Figure record extracts:
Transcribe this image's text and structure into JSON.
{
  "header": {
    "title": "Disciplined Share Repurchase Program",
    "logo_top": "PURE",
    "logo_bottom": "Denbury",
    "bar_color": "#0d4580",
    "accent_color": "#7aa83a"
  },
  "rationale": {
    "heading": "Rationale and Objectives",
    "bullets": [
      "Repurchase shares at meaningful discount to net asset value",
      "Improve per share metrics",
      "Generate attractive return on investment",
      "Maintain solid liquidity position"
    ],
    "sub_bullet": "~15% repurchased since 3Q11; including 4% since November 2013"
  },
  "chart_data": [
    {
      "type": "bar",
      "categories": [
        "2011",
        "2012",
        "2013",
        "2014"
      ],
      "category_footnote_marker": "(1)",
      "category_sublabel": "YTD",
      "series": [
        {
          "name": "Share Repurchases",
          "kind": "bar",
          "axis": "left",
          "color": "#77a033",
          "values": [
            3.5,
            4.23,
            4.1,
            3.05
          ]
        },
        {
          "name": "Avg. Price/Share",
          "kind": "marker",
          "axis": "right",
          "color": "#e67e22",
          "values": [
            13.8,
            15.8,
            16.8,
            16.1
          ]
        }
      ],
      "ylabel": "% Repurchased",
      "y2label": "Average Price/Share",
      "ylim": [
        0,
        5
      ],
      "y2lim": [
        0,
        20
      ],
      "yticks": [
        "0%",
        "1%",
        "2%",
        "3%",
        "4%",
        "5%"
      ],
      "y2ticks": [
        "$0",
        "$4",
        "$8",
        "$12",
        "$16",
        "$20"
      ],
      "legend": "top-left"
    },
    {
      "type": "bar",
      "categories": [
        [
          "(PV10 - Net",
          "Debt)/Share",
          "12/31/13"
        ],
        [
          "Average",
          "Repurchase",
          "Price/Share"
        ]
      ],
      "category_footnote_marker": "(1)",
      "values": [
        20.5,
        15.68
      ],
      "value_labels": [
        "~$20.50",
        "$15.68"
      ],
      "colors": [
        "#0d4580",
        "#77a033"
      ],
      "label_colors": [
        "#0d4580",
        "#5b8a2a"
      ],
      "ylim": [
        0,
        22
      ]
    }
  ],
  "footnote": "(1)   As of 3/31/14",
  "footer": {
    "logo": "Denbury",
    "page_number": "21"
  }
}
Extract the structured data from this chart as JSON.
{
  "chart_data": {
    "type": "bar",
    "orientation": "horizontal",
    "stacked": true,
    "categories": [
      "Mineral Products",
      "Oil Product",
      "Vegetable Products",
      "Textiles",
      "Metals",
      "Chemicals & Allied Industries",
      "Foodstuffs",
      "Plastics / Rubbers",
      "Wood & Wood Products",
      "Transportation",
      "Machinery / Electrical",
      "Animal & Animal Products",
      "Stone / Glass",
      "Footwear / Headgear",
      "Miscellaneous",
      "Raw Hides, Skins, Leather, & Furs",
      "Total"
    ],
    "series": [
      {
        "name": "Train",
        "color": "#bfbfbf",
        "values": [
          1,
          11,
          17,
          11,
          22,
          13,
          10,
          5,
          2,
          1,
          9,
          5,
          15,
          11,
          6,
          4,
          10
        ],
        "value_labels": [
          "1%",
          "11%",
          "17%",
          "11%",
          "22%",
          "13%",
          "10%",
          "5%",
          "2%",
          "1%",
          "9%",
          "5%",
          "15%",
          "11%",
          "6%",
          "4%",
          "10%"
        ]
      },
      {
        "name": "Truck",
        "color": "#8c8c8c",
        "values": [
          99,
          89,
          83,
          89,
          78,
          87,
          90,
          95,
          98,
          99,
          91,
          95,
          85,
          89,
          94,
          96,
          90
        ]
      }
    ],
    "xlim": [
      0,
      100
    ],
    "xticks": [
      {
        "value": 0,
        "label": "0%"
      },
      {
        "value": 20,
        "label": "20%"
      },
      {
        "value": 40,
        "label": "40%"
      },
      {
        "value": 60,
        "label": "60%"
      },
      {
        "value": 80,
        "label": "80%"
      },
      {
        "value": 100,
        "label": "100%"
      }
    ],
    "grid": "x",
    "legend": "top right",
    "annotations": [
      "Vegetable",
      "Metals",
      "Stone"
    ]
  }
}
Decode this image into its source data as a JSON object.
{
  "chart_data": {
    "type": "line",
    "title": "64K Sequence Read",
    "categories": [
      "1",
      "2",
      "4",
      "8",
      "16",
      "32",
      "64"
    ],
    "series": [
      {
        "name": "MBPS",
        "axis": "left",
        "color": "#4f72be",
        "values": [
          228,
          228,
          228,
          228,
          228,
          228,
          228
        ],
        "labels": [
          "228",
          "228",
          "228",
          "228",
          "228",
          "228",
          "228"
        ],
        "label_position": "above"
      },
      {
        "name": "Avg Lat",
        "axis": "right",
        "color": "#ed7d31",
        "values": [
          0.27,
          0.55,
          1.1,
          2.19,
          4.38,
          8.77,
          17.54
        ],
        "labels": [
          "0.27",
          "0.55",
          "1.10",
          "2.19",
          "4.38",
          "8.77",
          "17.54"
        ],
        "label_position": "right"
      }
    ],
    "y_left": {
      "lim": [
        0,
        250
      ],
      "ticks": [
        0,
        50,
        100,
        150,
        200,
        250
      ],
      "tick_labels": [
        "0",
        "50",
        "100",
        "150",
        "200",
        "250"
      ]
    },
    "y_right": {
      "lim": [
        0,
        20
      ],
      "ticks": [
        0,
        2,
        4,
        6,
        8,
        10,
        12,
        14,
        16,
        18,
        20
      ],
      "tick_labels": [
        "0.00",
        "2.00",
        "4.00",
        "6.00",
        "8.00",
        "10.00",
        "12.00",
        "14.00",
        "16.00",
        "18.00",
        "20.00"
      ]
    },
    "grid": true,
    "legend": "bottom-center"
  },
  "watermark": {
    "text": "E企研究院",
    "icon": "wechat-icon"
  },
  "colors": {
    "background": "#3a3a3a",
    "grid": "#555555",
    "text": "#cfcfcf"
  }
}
* * *
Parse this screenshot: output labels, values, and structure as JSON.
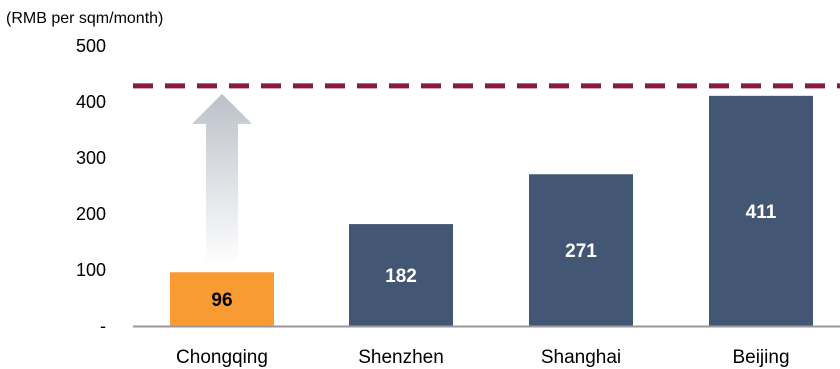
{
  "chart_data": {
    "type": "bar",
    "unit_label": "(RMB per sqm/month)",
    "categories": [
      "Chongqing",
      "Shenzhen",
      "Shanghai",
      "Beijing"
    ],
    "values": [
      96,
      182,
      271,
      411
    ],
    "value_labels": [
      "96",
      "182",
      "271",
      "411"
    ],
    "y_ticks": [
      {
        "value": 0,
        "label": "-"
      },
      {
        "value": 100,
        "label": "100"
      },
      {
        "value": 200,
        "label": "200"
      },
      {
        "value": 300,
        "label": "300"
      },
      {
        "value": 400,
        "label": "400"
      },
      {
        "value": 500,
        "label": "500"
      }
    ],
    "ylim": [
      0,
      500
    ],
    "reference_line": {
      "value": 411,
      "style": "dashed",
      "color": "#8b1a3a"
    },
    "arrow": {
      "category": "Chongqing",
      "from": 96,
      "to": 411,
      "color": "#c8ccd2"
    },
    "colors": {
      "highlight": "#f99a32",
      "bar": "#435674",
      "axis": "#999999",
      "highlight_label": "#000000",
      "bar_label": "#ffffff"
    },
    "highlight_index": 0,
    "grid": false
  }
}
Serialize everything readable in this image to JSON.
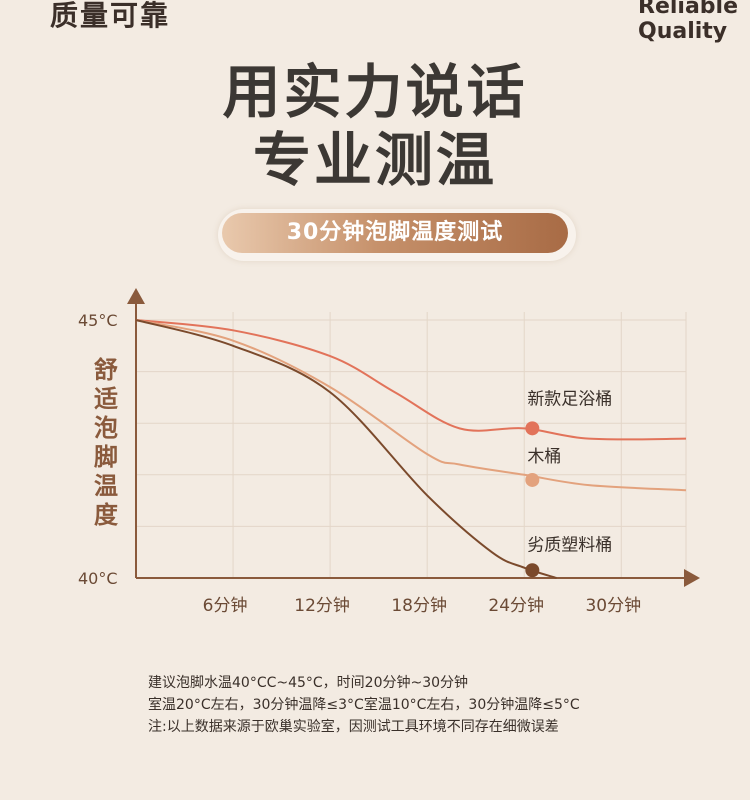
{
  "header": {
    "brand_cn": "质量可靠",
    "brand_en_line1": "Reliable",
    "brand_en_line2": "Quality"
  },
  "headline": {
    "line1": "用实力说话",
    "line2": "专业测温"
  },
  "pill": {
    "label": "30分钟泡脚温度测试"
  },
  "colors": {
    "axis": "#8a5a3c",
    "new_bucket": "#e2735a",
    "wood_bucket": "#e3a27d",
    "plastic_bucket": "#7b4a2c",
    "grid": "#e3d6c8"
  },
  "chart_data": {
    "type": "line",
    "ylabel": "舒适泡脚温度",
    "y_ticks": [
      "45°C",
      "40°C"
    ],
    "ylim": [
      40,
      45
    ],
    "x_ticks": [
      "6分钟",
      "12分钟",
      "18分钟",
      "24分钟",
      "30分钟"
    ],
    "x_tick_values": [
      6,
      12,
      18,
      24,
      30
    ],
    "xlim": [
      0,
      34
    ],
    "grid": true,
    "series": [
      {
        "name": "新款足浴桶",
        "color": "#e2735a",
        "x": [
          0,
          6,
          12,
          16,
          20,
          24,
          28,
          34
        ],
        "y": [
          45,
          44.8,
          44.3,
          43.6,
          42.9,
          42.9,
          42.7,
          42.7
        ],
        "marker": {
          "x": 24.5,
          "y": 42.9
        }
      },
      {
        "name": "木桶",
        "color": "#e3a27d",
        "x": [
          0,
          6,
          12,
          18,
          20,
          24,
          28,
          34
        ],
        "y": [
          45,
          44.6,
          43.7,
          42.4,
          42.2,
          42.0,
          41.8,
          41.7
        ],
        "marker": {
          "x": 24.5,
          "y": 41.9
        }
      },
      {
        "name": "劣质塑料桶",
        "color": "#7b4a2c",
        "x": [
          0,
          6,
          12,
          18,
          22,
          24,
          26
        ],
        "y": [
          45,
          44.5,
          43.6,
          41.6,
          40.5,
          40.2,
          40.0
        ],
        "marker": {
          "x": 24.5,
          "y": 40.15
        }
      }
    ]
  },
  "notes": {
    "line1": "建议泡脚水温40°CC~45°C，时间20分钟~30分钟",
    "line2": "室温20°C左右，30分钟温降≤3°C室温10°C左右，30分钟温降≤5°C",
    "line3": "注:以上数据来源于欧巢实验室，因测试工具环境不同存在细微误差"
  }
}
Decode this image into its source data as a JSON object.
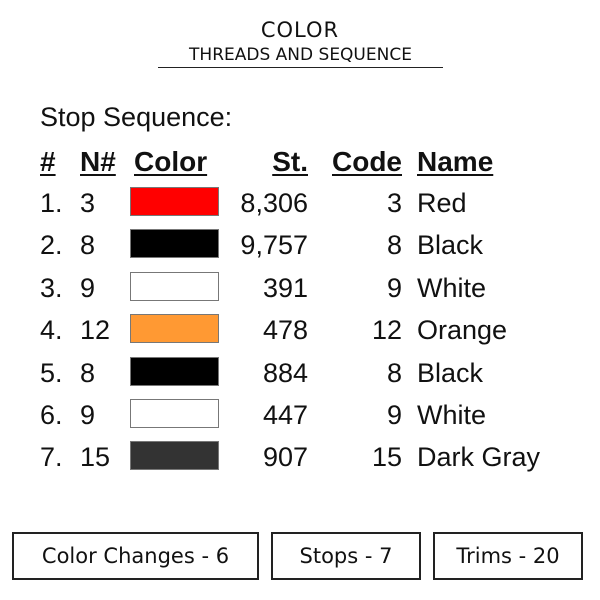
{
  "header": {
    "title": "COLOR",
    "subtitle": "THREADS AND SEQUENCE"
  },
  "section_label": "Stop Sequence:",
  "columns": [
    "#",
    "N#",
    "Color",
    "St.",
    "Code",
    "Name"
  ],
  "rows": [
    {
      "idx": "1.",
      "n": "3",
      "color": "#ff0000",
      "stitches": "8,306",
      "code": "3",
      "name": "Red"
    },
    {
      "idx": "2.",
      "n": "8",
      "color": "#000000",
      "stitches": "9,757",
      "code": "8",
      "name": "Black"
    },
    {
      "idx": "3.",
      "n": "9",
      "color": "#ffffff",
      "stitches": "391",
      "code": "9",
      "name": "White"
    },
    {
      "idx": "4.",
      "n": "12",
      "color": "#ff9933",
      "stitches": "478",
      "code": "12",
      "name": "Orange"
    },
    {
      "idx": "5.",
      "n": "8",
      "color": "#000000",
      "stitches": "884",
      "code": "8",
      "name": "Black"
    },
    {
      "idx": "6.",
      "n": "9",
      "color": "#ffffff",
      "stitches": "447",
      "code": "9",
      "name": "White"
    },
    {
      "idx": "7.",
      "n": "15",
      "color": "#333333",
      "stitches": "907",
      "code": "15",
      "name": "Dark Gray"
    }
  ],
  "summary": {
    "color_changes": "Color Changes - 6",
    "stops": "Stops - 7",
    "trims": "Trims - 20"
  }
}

What the exercise asks: Check each line of the records for "stitches" and copy the ones that contain it.

Worked solution:
      "stitches": "8,306",
      "stitches": "9,757",
      "stitches": "391",
      "stitches": "478",
      "stitches": "884",
      "stitches": "447",
      "stitches": "907",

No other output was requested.